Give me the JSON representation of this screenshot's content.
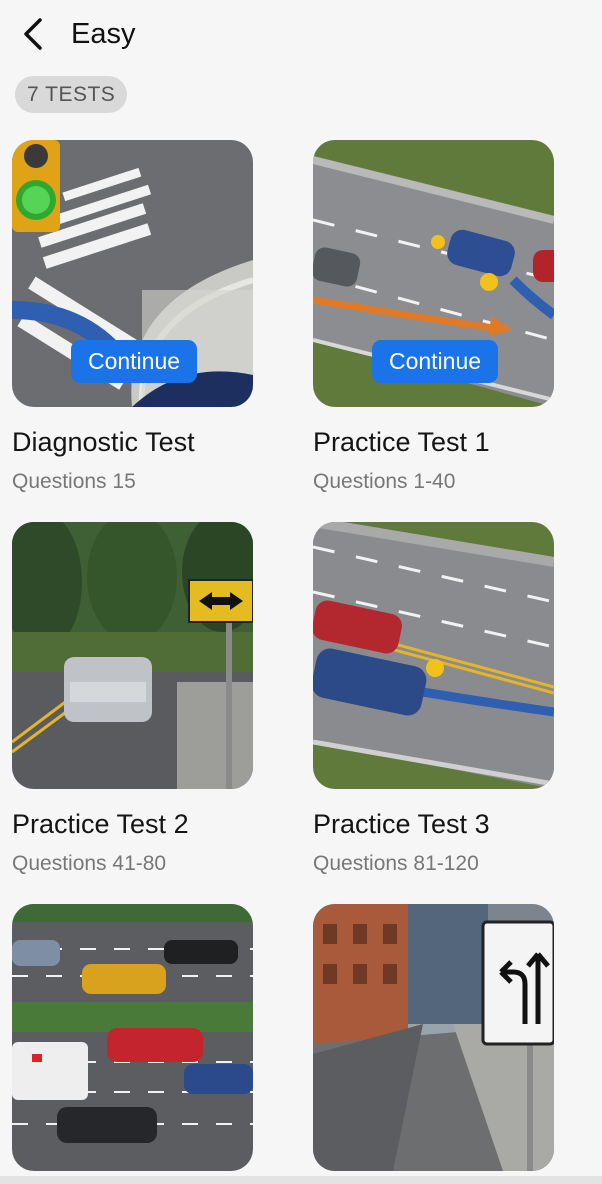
{
  "header": {
    "title": "Easy",
    "back_icon": "chevron-left-icon"
  },
  "badge": "7 TESTS",
  "tests": [
    {
      "name": "Diagnostic Test",
      "questions": "Questions 15",
      "continue": "Continue"
    },
    {
      "name": "Practice Test 1",
      "questions": "Questions 1-40",
      "continue": "Continue"
    },
    {
      "name": "Practice Test 2",
      "questions": "Questions 41-80"
    },
    {
      "name": "Practice Test 3",
      "questions": "Questions 81-120"
    },
    {
      "name": ""
    },
    {
      "name": ""
    }
  ],
  "colors": {
    "accent": "#1a73e8",
    "badge_bg": "#d9d9d9",
    "background": "#f6f6f6"
  }
}
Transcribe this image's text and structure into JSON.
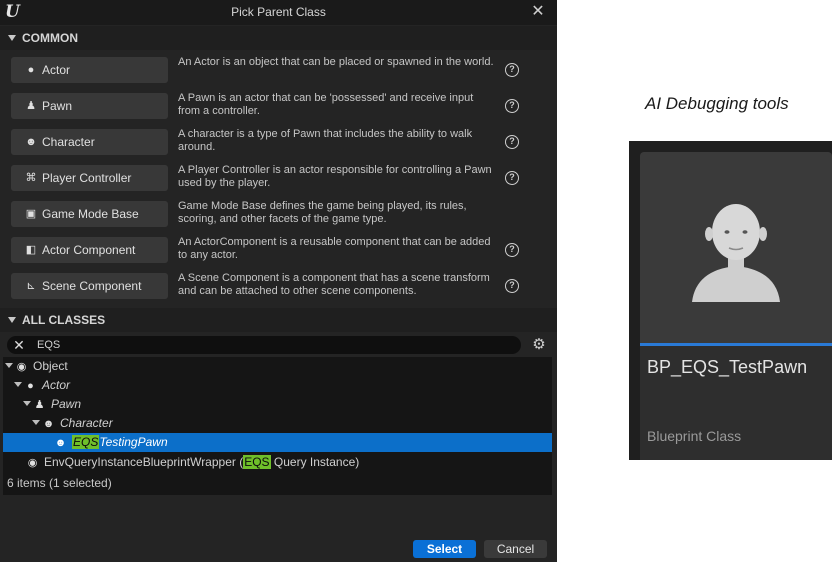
{
  "dialog": {
    "title": "Pick Parent Class",
    "close_label": "✕",
    "logo": "U"
  },
  "common": {
    "header": "COMMON",
    "items": [
      {
        "label": "Actor",
        "icon": "actor-sphere-icon",
        "glyph": "●",
        "desc": "An Actor is an object that can be placed or spawned in the world.",
        "help": "?"
      },
      {
        "label": "Pawn",
        "icon": "pawn-figure-icon",
        "glyph": "♟",
        "desc": "A Pawn is an actor that can be 'possessed' and receive input from a controller.",
        "help": "?"
      },
      {
        "label": "Character",
        "icon": "character-bust-icon",
        "glyph": "☻",
        "desc": "A character is a type of Pawn that includes the ability to walk around.",
        "help": "?"
      },
      {
        "label": "Player Controller",
        "icon": "gamepad-icon",
        "glyph": "⌘",
        "desc": "A Player Controller is an actor responsible for controlling a Pawn used by the player.",
        "help": "?"
      },
      {
        "label": "Game Mode Base",
        "icon": "game-mode-icon",
        "glyph": "▣",
        "desc": "Game Mode Base defines the game being played, its rules, scoring, and other facets of the game type.",
        "help": ""
      },
      {
        "label": "Actor Component",
        "icon": "actor-component-icon",
        "glyph": "◧",
        "desc": "An ActorComponent is a reusable component that can be added to any actor.",
        "help": "?"
      },
      {
        "label": "Scene Component",
        "icon": "scene-component-icon",
        "glyph": "⊾",
        "desc": "A Scene Component is a component that has a scene transform and can be attached to other scene components.",
        "help": "?"
      }
    ]
  },
  "all_classes": {
    "header": "ALL CLASSES",
    "search_value": "EQS",
    "search_clear": "✕",
    "settings_glyph": "⚙",
    "tree": {
      "object": "Object",
      "actor": "Actor",
      "pawn": "Pawn",
      "character": "Character",
      "selected_match": "EQS",
      "selected_rest": "TestingPawn",
      "wrapper_prefix": "EnvQueryInstanceBlueprintWrapper (",
      "wrapper_match": "EQS",
      "wrapper_suffix": " Query Instance)"
    },
    "status": "6 items (1 selected)"
  },
  "footer": {
    "select_label": "Select",
    "cancel_label": "Cancel"
  },
  "right_panel": {
    "caption": "AI Debugging tools",
    "asset_name": "BP_EQS_TestPawn",
    "asset_type": "Blueprint Class",
    "thumbnail_icon": "character-bust-icon"
  },
  "colors": {
    "dialog_bg": "#242424",
    "selection": "#0c6fc9",
    "highlight": "#6fbf2a",
    "select_button": "#0a70d6",
    "asset_bar": "#2a7ad6"
  }
}
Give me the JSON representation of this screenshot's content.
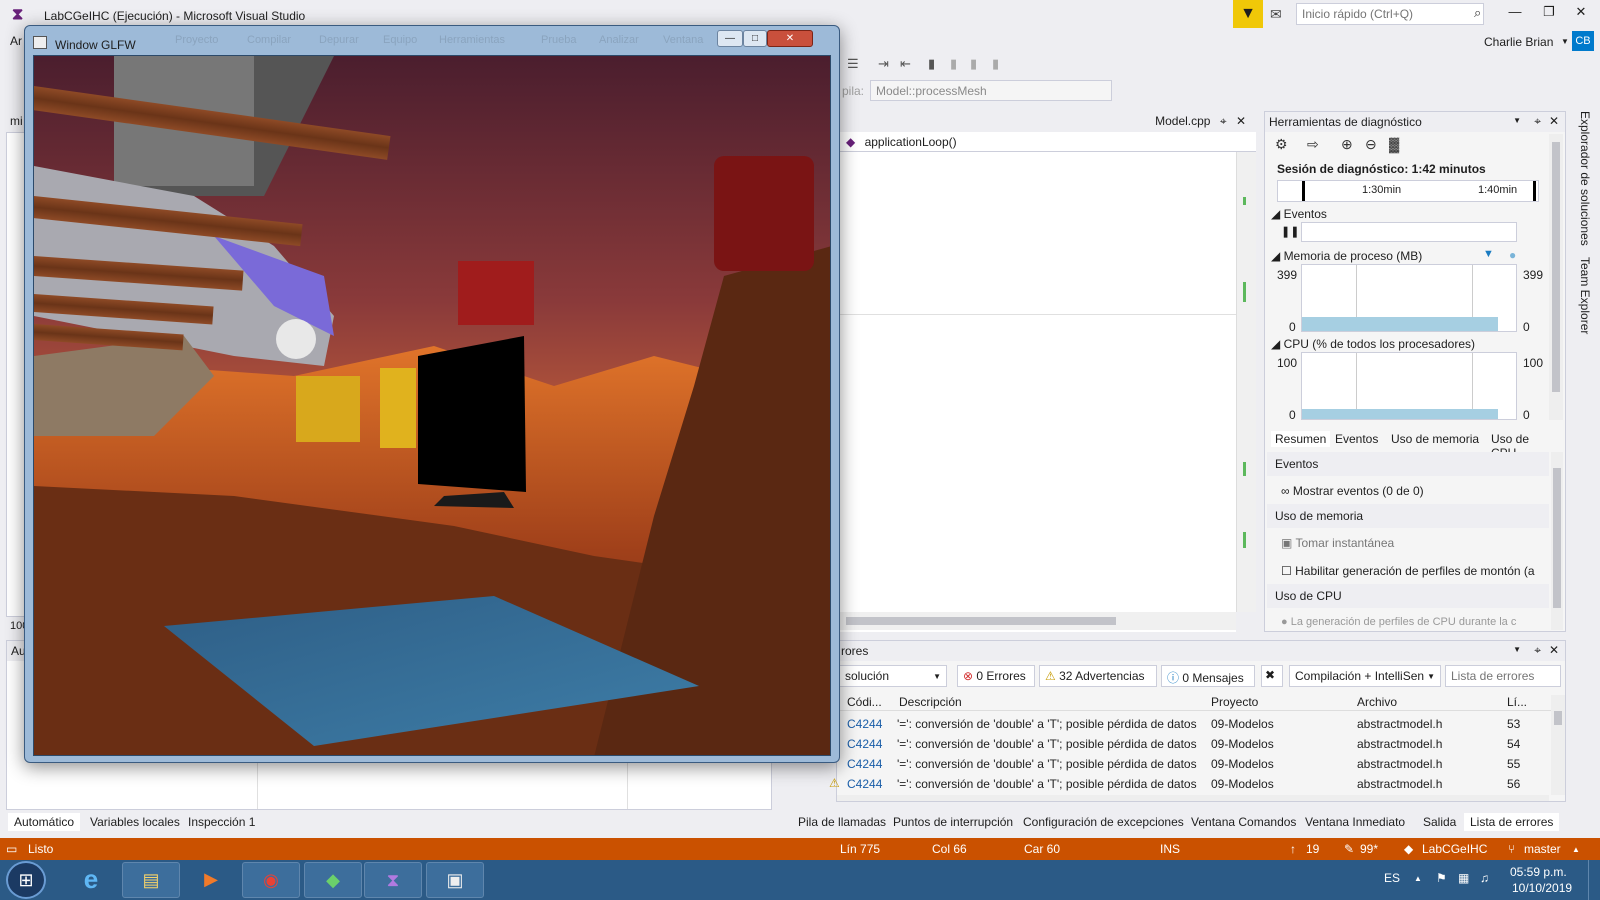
{
  "app": {
    "title": "LabCGeIHC (Ejecución) - Microsoft Visual Studio",
    "quick_launch_placeholder": "Inicio rápido (Ctrl+Q)",
    "user_name": "Charlie Brian",
    "user_initials": "CB",
    "menu_partial": "Ar"
  },
  "toolbar": {
    "stack_label": "pila:",
    "stack_value": "Model::processMesh"
  },
  "editor": {
    "tab_label": "Model.cpp",
    "nav_member": "applicationLoop()",
    "left_tab_partial": "mi"
  },
  "diagnostics": {
    "title": "Herramientas de diagnóstico",
    "session": "Sesión de diagnóstico: 1:42 minutos",
    "timeline_marks": [
      "1:30min",
      "1:40min"
    ],
    "events_label": "Eventos",
    "memory_label": "Memoria de proceso (MB)",
    "memory_max": "399",
    "memory_min": "0",
    "cpu_label": "CPU (% de todos los procesadores)",
    "cpu_max": "100",
    "cpu_min": "0",
    "tabs": [
      "Resumen",
      "Eventos",
      "Uso de memoria",
      "Uso de CPU"
    ],
    "section_events": "Eventos",
    "show_events": "Mostrar eventos (0 de 0)",
    "section_memory": "Uso de memoria",
    "take_snapshot": "Tomar instantánea",
    "enable_heap": "Habilitar generación de perfiles de montón (a",
    "section_cpu": "Uso de CPU",
    "cpu_note": "La generación de perfiles de CPU durante la c"
  },
  "side_tabs": [
    "Explorador de soluciones",
    "Team Explorer"
  ],
  "errors": {
    "title_partial": "rores",
    "scope": "solución",
    "errors_count": "0 Errores",
    "warnings_count": "32 Advertencias",
    "messages_count": "0 Mensajes",
    "build_filter": "Compilación + IntelliSen",
    "search_placeholder": "Lista de errores",
    "columns": [
      "Códi...",
      "Descripción",
      "Proyecto",
      "Archivo",
      "Lí..."
    ],
    "rows": [
      {
        "code": "C4244",
        "desc": "'=': conversión de 'double' a 'T'; posible pérdida de datos",
        "project": "09-Modelos",
        "file": "abstractmodel.h",
        "line": "53"
      },
      {
        "code": "C4244",
        "desc": "'=': conversión de 'double' a 'T'; posible pérdida de datos",
        "project": "09-Modelos",
        "file": "abstractmodel.h",
        "line": "54"
      },
      {
        "code": "C4244",
        "desc": "'=': conversión de 'double' a 'T'; posible pérdida de datos",
        "project": "09-Modelos",
        "file": "abstractmodel.h",
        "line": "55"
      },
      {
        "code": "C4244",
        "desc": "'=': conversión de 'double' a 'T'; posible pérdida de datos",
        "project": "09-Modelos",
        "file": "abstractmodel.h",
        "line": "56"
      }
    ]
  },
  "bottom_left_tabs": [
    "Automático",
    "Variables locales",
    "Inspección 1"
  ],
  "bottom_right_tabs": [
    "Pila de llamadas",
    "Puntos de interrupción",
    "Configuración de excepciones",
    "Ventana Comandos",
    "Ventana Inmediato",
    "Salida",
    "Lista de errores"
  ],
  "locals_partial": "Au",
  "zoom_partial": "100",
  "status": {
    "state": "Listo",
    "line": "Lín 775",
    "col": "Col 66",
    "char": "Car 60",
    "mode": "INS",
    "up_count": "19",
    "pencil_count": "99*",
    "repo": "LabCGeIHC",
    "branch": "master"
  },
  "taskbar": {
    "language": "ES",
    "time": "05:59 p.m.",
    "date": "10/10/2019"
  },
  "glfw": {
    "title": "Window GLFW",
    "menu_ghost": [
      "Proyecto",
      "Compilar",
      "Depurar",
      "Equipo",
      "Herramientas",
      "Prueba",
      "Analizar",
      "Ventana"
    ]
  },
  "colors": {
    "vs_accent": "#007ACC",
    "status_bar": "#CA5100",
    "taskbar": "#2B5A86",
    "warning": "#F0C808"
  }
}
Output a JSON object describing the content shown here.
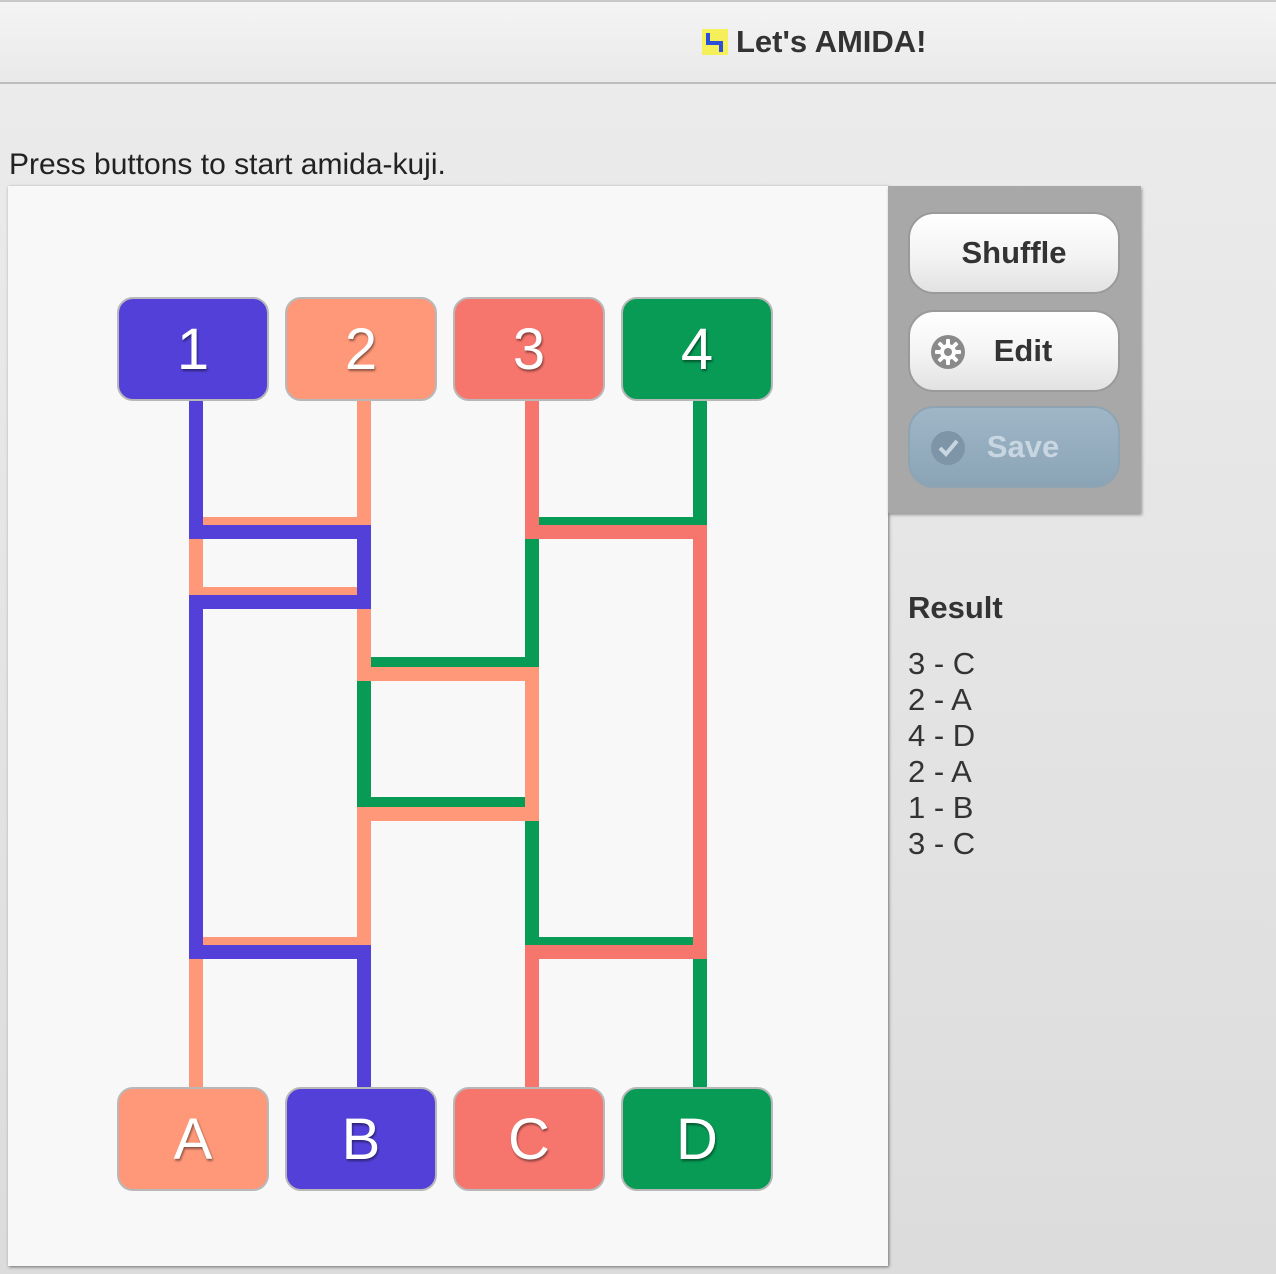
{
  "window": {
    "title": "Let's AMIDA!",
    "icon": "amida-app-icon"
  },
  "instruction": "Press buttons to start amida-kuji.",
  "board": {
    "starts": [
      {
        "label": "1",
        "color": "#5340d8"
      },
      {
        "label": "2",
        "color": "#fe9878"
      },
      {
        "label": "3",
        "color": "#f6766e"
      },
      {
        "label": "4",
        "color": "#079b55"
      }
    ],
    "goals": [
      {
        "label": "A",
        "color": "#fe9878"
      },
      {
        "label": "B",
        "color": "#5340d8"
      },
      {
        "label": "C",
        "color": "#f6766e"
      },
      {
        "label": "D",
        "color": "#079b55"
      }
    ]
  },
  "controls": {
    "shuffle_label": "Shuffle",
    "edit_label": "Edit",
    "edit_icon": "gear-icon",
    "save_label": "Save",
    "save_icon": "checkmark-icon",
    "save_enabled": false
  },
  "result": {
    "title": "Result",
    "items": [
      "3 - C",
      "2 - A",
      "4 - D",
      "2 - A",
      "1 - B",
      "3 - C"
    ]
  }
}
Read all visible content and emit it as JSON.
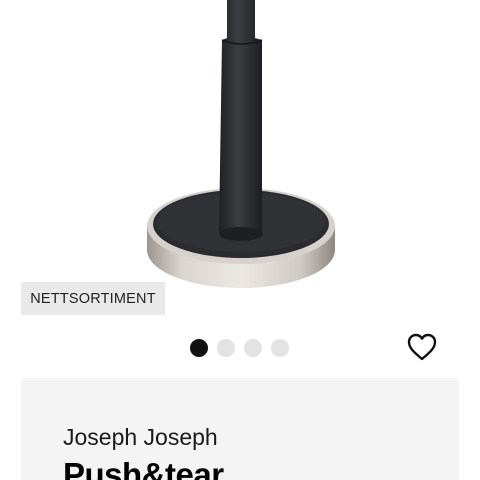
{
  "badge": {
    "label": "NETTSORTIMENT"
  },
  "carousel": {
    "image_count": 4,
    "active_index": 0
  },
  "favorite": {
    "icon": "heart-outline-icon"
  },
  "product": {
    "brand": "Joseph Joseph",
    "name": "Push&tear"
  },
  "colors": {
    "base_metal": "#c9c4bf",
    "pole": "#2b2d31",
    "badge_bg": "#e9e9e9",
    "panel_bg": "#f4f4f4",
    "active_dot": "#111111",
    "inactive_dot": "#e3e3e3"
  }
}
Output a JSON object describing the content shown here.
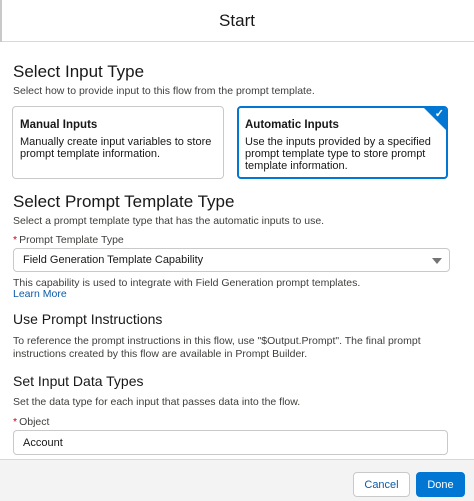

────────────────

__Prompt__: Search the preceding listing for "questions" and extract every line where it is found.

__Task output__:
      "questions": "Questions 15",
      "questions": "Questions 1-40",
      "questions": "Questions 41-80"
      "questions": "Questions 81-120"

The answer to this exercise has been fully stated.